## [DATA TO USE]
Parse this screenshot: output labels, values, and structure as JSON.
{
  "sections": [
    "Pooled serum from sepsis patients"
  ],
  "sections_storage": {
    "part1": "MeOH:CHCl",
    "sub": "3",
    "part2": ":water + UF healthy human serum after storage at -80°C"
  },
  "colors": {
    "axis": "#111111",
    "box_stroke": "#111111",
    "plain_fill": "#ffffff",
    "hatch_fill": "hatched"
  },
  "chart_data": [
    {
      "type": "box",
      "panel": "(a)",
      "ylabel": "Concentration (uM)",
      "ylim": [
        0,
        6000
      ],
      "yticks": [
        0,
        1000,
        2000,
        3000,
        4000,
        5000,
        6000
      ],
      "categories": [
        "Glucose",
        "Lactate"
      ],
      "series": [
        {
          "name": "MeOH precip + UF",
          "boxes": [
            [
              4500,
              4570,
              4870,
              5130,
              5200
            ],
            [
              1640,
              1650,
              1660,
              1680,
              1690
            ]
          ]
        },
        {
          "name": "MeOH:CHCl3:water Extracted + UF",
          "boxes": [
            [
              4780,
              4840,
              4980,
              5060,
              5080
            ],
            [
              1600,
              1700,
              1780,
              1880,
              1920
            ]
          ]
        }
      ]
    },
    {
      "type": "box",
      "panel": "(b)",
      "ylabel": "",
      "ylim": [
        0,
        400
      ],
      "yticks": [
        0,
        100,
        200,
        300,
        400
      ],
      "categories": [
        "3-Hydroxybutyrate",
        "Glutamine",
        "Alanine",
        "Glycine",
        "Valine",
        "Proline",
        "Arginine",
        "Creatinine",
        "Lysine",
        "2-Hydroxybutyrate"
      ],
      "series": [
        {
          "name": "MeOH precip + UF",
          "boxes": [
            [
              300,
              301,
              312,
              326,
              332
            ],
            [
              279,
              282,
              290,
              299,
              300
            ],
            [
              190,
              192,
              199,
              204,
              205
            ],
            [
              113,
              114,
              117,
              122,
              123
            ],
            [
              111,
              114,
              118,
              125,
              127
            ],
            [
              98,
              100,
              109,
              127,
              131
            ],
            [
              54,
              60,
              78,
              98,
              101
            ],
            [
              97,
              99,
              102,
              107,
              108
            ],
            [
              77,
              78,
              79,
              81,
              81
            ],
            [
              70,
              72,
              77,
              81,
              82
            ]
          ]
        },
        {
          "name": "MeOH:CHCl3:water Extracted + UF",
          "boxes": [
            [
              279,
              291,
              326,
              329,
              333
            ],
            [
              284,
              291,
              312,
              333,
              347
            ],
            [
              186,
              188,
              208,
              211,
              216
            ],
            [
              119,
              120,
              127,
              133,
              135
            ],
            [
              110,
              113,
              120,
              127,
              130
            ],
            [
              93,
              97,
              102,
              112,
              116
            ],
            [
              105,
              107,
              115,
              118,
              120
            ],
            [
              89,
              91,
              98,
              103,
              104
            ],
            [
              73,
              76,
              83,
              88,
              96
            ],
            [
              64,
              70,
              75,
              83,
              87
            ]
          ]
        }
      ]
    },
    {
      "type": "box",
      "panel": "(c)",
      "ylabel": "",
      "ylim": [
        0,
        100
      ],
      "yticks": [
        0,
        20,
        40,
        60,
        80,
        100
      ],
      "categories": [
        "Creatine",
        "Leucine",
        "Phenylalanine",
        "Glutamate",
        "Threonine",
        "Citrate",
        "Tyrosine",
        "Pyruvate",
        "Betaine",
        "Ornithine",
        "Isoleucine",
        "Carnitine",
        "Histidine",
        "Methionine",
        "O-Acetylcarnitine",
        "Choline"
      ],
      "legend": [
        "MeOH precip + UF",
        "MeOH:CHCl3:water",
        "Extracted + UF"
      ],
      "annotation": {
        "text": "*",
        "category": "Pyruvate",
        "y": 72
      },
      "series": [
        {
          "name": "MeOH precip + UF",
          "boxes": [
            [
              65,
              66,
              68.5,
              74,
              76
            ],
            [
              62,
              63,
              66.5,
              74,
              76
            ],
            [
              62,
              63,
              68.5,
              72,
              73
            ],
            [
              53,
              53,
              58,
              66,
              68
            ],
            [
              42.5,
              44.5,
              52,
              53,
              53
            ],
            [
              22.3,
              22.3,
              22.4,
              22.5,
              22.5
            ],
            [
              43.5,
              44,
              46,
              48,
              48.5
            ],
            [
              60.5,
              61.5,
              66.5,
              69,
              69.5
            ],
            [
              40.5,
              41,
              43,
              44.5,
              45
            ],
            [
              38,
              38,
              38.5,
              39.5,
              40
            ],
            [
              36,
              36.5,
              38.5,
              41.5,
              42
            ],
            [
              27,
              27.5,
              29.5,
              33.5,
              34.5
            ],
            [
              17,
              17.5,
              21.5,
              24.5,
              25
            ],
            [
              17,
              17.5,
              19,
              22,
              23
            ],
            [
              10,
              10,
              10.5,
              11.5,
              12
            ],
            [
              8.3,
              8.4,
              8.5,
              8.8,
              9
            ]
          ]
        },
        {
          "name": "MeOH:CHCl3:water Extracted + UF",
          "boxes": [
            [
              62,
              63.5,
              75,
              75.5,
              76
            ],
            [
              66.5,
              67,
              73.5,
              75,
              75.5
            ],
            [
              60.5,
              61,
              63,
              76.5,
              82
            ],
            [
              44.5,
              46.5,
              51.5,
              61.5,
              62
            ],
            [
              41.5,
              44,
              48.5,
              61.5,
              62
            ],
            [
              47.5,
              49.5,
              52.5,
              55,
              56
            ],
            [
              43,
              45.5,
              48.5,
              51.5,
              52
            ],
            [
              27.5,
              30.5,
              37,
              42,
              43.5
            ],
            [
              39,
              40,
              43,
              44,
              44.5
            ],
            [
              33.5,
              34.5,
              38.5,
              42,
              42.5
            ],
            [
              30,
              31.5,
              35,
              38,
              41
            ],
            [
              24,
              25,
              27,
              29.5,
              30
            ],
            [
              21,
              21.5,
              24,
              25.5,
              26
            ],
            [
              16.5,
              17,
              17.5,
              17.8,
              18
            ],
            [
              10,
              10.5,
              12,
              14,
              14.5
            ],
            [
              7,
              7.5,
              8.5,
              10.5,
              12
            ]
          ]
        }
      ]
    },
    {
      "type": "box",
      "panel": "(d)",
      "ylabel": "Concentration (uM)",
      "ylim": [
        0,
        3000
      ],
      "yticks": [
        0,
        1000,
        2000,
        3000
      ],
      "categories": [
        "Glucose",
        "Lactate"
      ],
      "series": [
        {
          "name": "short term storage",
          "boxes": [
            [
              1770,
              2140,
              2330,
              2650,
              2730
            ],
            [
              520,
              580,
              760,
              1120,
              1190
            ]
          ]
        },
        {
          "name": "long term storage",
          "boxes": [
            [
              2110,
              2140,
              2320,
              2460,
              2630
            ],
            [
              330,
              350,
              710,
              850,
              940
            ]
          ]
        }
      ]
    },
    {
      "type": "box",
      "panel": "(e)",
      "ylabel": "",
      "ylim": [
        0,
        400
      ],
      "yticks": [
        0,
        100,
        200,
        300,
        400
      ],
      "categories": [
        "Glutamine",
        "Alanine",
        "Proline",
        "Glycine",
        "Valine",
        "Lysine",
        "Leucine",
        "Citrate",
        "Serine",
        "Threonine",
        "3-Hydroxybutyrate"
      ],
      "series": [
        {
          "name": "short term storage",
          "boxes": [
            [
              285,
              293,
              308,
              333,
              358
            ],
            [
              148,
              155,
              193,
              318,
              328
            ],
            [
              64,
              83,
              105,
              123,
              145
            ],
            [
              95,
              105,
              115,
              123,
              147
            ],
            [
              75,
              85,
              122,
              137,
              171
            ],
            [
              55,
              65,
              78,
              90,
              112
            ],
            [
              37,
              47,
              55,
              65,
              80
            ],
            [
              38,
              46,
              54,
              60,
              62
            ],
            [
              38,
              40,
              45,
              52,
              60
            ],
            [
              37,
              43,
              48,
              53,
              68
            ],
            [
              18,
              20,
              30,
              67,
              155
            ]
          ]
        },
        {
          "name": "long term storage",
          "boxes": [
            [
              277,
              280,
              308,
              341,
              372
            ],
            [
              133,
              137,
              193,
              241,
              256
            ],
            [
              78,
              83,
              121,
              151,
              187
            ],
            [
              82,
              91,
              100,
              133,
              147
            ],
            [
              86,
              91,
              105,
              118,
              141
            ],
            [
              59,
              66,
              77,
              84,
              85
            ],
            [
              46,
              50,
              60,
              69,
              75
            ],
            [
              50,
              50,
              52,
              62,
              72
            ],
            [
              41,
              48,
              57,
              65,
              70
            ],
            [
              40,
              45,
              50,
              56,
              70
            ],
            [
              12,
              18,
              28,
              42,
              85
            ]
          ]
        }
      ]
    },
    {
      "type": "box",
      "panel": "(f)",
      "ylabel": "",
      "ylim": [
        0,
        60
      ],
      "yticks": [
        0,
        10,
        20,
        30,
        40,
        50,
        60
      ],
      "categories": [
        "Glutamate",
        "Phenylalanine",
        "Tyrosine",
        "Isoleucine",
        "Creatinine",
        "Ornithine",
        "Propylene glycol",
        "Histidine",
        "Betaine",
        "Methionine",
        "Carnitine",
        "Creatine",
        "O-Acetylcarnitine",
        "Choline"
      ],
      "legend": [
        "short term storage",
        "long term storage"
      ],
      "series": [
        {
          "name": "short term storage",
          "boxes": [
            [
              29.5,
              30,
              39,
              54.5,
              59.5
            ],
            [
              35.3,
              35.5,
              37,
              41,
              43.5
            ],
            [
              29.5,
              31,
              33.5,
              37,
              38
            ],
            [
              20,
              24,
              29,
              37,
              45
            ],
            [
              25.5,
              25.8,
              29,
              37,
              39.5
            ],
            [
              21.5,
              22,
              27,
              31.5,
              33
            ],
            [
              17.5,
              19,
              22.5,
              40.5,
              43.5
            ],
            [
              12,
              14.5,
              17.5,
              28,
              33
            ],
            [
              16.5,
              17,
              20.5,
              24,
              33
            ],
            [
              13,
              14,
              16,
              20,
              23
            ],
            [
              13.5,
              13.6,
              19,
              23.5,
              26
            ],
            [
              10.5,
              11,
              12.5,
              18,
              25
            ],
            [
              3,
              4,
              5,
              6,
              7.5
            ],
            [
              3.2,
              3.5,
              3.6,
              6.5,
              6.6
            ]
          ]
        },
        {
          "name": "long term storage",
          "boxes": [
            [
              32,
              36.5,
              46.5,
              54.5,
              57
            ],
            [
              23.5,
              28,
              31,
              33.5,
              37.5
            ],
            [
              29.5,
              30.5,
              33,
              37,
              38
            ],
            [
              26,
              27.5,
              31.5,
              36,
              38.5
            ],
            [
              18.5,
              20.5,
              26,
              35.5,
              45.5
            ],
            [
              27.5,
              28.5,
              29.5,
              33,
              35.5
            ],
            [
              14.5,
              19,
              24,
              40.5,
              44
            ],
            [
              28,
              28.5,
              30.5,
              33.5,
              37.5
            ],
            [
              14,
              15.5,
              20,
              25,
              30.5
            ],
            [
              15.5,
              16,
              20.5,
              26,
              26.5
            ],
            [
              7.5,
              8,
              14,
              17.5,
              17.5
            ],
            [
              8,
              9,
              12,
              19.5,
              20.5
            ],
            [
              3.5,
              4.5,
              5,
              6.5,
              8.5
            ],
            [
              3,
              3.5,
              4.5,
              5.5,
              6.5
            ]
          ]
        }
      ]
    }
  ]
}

## [TASK DIRECTIONS]
Note every line of the entries in which "Hydroxybutyrate" appears, and copy it down.

## [WRITTEN REPLY]
        "3-Hydroxybutyrate",
        "2-Hydroxybutyrate"
        "3-Hydroxybutyrate"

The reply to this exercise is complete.